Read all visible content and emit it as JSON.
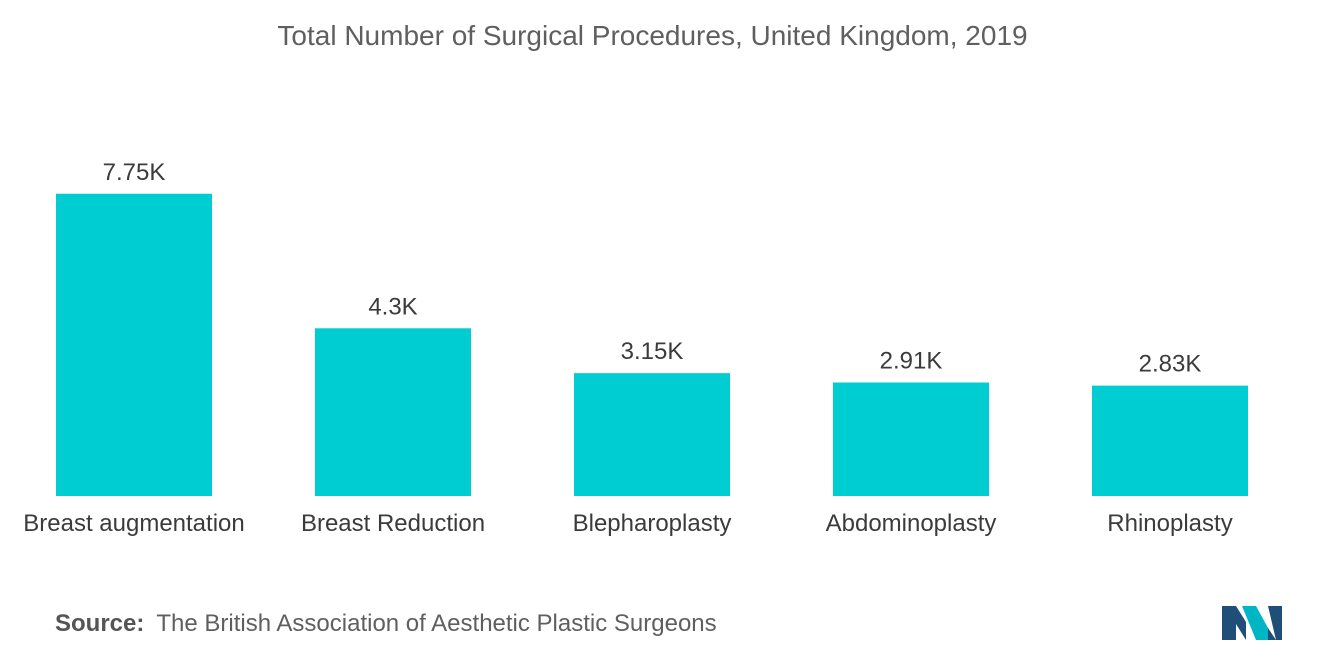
{
  "chart_data": {
    "type": "bar",
    "title": "Total Number of Surgical Procedures, United Kingdom, 2019",
    "categories": [
      "Breast augmentation",
      "Breast Reduction",
      "Blepharoplasty",
      "Abdominoplasty",
      "Rhinoplasty"
    ],
    "values": [
      7750,
      4300,
      3150,
      2910,
      2830
    ],
    "value_labels": [
      "7.75K",
      "4.3K",
      "3.15K",
      "2.91K",
      "2.83K"
    ],
    "ylim": [
      0,
      8000
    ],
    "grid": false,
    "legend": "none",
    "bar_color": "#00cdd1"
  },
  "source": {
    "label": "Source:",
    "text": "The British Association of Aesthetic Plastic Surgeons"
  },
  "logo": {
    "icon": "mordor-intelligence-logo-icon",
    "colors": [
      "#1f4e79",
      "#00b5c4"
    ]
  }
}
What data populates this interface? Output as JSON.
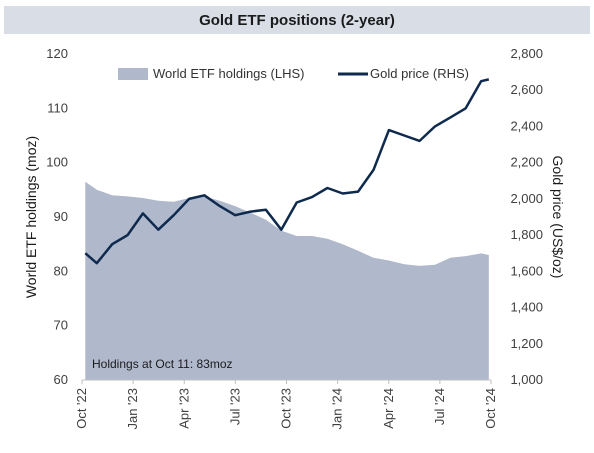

# [Work to complete]
In the records, locate each line holding the string "Breast" and copy it.

# [Task solution]
      "Breast augmentation",
      "Breast Reduction",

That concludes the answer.